(STATED PROBLEM): Read the lines below. Copy out any that hold the string "image".

(Stored records):

---------------

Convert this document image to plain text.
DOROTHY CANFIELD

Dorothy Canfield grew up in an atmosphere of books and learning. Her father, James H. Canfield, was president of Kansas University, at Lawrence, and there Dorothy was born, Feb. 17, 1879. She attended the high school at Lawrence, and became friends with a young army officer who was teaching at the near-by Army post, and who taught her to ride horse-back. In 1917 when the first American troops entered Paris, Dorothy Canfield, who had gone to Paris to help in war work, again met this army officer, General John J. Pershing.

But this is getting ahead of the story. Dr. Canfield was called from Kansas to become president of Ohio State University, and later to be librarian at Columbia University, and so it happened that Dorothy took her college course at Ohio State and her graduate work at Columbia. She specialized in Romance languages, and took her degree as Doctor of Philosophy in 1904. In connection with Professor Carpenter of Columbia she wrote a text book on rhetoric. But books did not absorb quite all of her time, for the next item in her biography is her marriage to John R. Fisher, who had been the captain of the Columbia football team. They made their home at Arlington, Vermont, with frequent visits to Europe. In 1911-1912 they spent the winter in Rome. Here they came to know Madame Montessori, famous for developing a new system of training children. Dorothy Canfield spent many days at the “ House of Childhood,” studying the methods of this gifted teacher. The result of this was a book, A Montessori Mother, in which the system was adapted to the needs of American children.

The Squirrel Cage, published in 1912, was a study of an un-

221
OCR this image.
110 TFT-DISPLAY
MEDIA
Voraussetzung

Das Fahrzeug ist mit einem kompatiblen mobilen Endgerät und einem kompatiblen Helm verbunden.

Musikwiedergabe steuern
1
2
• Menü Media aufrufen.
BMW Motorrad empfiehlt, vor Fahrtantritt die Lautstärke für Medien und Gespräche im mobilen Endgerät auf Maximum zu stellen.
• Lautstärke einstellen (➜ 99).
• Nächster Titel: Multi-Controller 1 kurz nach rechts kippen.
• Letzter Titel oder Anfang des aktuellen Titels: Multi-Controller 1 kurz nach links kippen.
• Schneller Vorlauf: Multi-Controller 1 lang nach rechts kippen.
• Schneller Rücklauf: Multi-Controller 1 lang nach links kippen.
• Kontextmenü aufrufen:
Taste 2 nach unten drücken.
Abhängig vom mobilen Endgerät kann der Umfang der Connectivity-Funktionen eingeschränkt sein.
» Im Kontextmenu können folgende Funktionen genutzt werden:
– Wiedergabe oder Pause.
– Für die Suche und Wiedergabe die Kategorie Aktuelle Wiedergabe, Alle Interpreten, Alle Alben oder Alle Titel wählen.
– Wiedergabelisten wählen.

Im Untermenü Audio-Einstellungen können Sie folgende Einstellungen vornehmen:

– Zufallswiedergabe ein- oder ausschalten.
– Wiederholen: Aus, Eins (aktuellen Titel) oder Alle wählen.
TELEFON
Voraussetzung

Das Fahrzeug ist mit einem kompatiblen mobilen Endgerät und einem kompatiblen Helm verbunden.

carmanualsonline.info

---------------

(THE REPLY):
Convert this document image to plain text.
OCR this image.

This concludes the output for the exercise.